**What needs to be done**
Copy out each line below that has the word "ffffff" in it.

**Data provided**

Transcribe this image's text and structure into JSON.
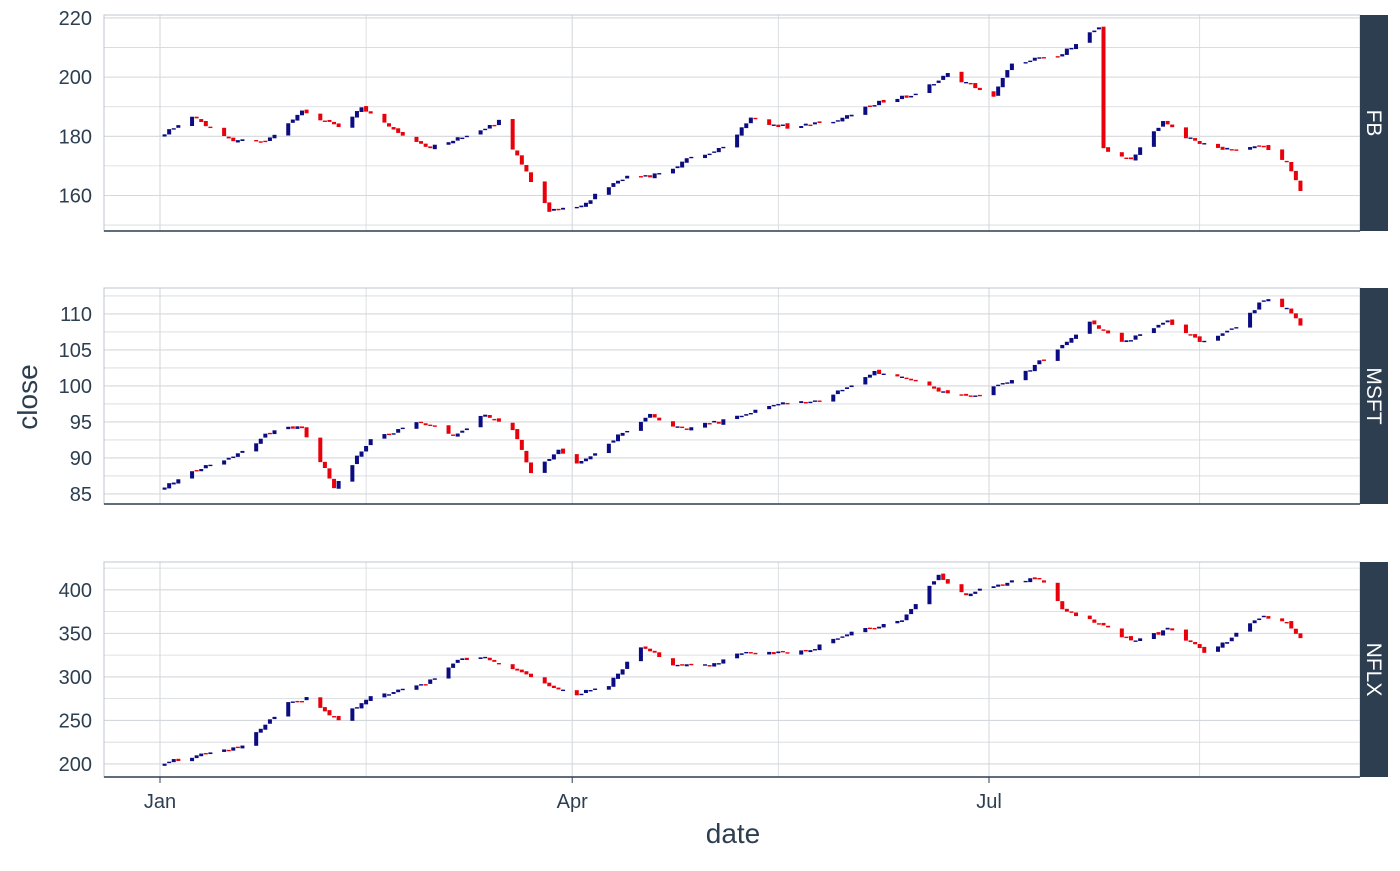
{
  "chart_data": {
    "type": "candlestick",
    "xlabel": "date",
    "ylabel": "close",
    "x_ticks": [
      "Jan",
      "Apr",
      "Jul"
    ],
    "x_range": [
      "2018-01-01",
      "2018-08-31"
    ],
    "grid": true,
    "colors": {
      "up": "#0b0b82",
      "down": "#e8000b",
      "strip": "#2c3e50",
      "strip_text": "#ffffff",
      "grid": "#d4d8dc",
      "text": "#2c3e50"
    },
    "panels": [
      {
        "name": "FB",
        "ylim": [
          148,
          221
        ],
        "yticks": [
          160,
          180,
          200,
          220
        ],
        "keypoints": [
          [
            "2018-01-02",
            181
          ],
          [
            "2018-01-08",
            187
          ],
          [
            "2018-01-16",
            179
          ],
          [
            "2018-01-24",
            178
          ],
          [
            "2018-02-01",
            189
          ],
          [
            "2018-02-09",
            183
          ],
          [
            "2018-02-14",
            190
          ],
          [
            "2018-02-22",
            181
          ],
          [
            "2018-02-28",
            176
          ],
          [
            "2018-03-08",
            180
          ],
          [
            "2018-03-16",
            185
          ],
          [
            "2018-03-21",
            170
          ],
          [
            "2018-03-27",
            155
          ],
          [
            "2018-04-02",
            156
          ],
          [
            "2018-04-12",
            166
          ],
          [
            "2018-04-20",
            167
          ],
          [
            "2018-04-27",
            173
          ],
          [
            "2018-05-04",
            176
          ],
          [
            "2018-05-10",
            186
          ],
          [
            "2018-05-18",
            183
          ],
          [
            "2018-05-29",
            185
          ],
          [
            "2018-06-06",
            191
          ],
          [
            "2018-06-14",
            194
          ],
          [
            "2018-06-19",
            198
          ],
          [
            "2018-06-22",
            201
          ],
          [
            "2018-07-02",
            194
          ],
          [
            "2018-07-06",
            205
          ],
          [
            "2018-07-16",
            207
          ],
          [
            "2018-07-25",
            217
          ],
          [
            "2018-07-26",
            176
          ],
          [
            "2018-08-01",
            172
          ],
          [
            "2018-08-08",
            185
          ],
          [
            "2018-08-15",
            178
          ],
          [
            "2018-08-24",
            175
          ],
          [
            "2018-08-29",
            177
          ],
          [
            "2018-09-04",
            171
          ],
          [
            "2018-09-07",
            162
          ]
        ]
      },
      {
        "name": "MSFT",
        "ylim": [
          83.6,
          113.6
        ],
        "yticks": [
          85,
          90,
          95,
          100,
          105,
          110
        ],
        "keypoints": [
          [
            "2018-01-02",
            86
          ],
          [
            "2018-01-08",
            88.3
          ],
          [
            "2018-01-17",
            90
          ],
          [
            "2018-01-26",
            94
          ],
          [
            "2018-02-01",
            94.3
          ],
          [
            "2018-02-08",
            86
          ],
          [
            "2018-02-16",
            92.5
          ],
          [
            "2018-02-27",
            95
          ],
          [
            "2018-03-06",
            93
          ],
          [
            "2018-03-13",
            96
          ],
          [
            "2018-03-19",
            94
          ],
          [
            "2018-03-23",
            88
          ],
          [
            "2018-03-29",
            91
          ],
          [
            "2018-04-02",
            89
          ],
          [
            "2018-04-11",
            93
          ],
          [
            "2018-04-18",
            96
          ],
          [
            "2018-04-25",
            94
          ],
          [
            "2018-05-03",
            95
          ],
          [
            "2018-05-15",
            97.5
          ],
          [
            "2018-05-25",
            98
          ],
          [
            "2018-06-06",
            102
          ],
          [
            "2018-06-13",
            101
          ],
          [
            "2018-06-22",
            99
          ],
          [
            "2018-06-28",
            98.5
          ],
          [
            "2018-07-09",
            102
          ],
          [
            "2018-07-16",
            105
          ],
          [
            "2018-07-23",
            109
          ],
          [
            "2018-07-30",
            106
          ],
          [
            "2018-08-09",
            109
          ],
          [
            "2018-08-17",
            106
          ],
          [
            "2018-08-24",
            108
          ],
          [
            "2018-08-30",
            112
          ],
          [
            "2018-09-04",
            111
          ],
          [
            "2018-09-07",
            108.3
          ]
        ]
      },
      {
        "name": "NFLX",
        "ylim": [
          185,
          432
        ],
        "yticks": [
          200,
          250,
          300,
          350,
          400
        ],
        "keypoints": [
          [
            "2018-01-02",
            201
          ],
          [
            "2018-01-12",
            213
          ],
          [
            "2018-01-19",
            221
          ],
          [
            "2018-01-29",
            271
          ],
          [
            "2018-02-02",
            275
          ],
          [
            "2018-02-09",
            251
          ],
          [
            "2018-02-16",
            276
          ],
          [
            "2018-02-28",
            291
          ],
          [
            "2018-03-07",
            321
          ],
          [
            "2018-03-14",
            321
          ],
          [
            "2018-03-21",
            305
          ],
          [
            "2018-03-27",
            290
          ],
          [
            "2018-04-02",
            280
          ],
          [
            "2018-04-09",
            291
          ],
          [
            "2018-04-16",
            336
          ],
          [
            "2018-04-23",
            315
          ],
          [
            "2018-05-01",
            313
          ],
          [
            "2018-05-08",
            327
          ],
          [
            "2018-05-22",
            329
          ],
          [
            "2018-06-01",
            352
          ],
          [
            "2018-06-12",
            364
          ],
          [
            "2018-06-20",
            416
          ],
          [
            "2018-06-26",
            395
          ],
          [
            "2018-07-05",
            408
          ],
          [
            "2018-07-12",
            414
          ],
          [
            "2018-07-17",
            379
          ],
          [
            "2018-07-24",
            362
          ],
          [
            "2018-08-02",
            340
          ],
          [
            "2018-08-09",
            355
          ],
          [
            "2018-08-17",
            329
          ],
          [
            "2018-08-22",
            342
          ],
          [
            "2018-08-30",
            370
          ],
          [
            "2018-09-04",
            362
          ],
          [
            "2018-09-07",
            346
          ]
        ]
      }
    ]
  }
}
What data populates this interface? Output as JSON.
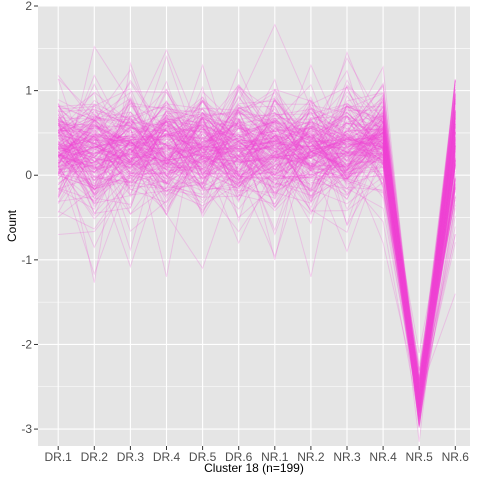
{
  "chart_data": {
    "type": "line",
    "subtype": "parallel-coordinates",
    "categories": [
      "DR.1",
      "DR.2",
      "DR.3",
      "DR.4",
      "DR.5",
      "DR.6",
      "NR.1",
      "NR.2",
      "NR.3",
      "NR.4",
      "NR.5",
      "NR.6"
    ],
    "xlabel": "Cluster 18 (n=199)",
    "ylabel": "Count",
    "ylim": [
      -3.2,
      2.0
    ],
    "yticks": [
      -3,
      -2,
      -1,
      0,
      1,
      2
    ],
    "n_lines": 199,
    "line_color": "#f044d8",
    "line_opacity": 0.22,
    "panel_background": "#e5e5e5",
    "grid_color": "#ffffff",
    "grid": true,
    "legend": "none",
    "profile_mean": [
      0.3,
      0.28,
      0.3,
      0.29,
      0.3,
      0.3,
      0.32,
      0.3,
      0.31,
      0.4,
      -2.65,
      0.35
    ],
    "profile_spread": [
      0.32,
      0.36,
      0.34,
      0.34,
      0.33,
      0.33,
      0.34,
      0.33,
      0.34,
      0.28,
      0.15,
      0.4
    ],
    "observed_extremes": {
      "max": [
        1.18,
        1.52,
        1.32,
        1.48,
        1.3,
        1.25,
        1.78,
        1.3,
        1.45,
        1.28,
        -2.1,
        1.13
      ],
      "min": [
        -0.7,
        -1.27,
        -1.08,
        -1.2,
        -1.1,
        -0.8,
        -1.0,
        -1.2,
        -0.9,
        -0.8,
        -3.15,
        -1.4
      ]
    }
  }
}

**The response**
      "strip_text": "#ffffff",
    "grid_color": "#ffffff",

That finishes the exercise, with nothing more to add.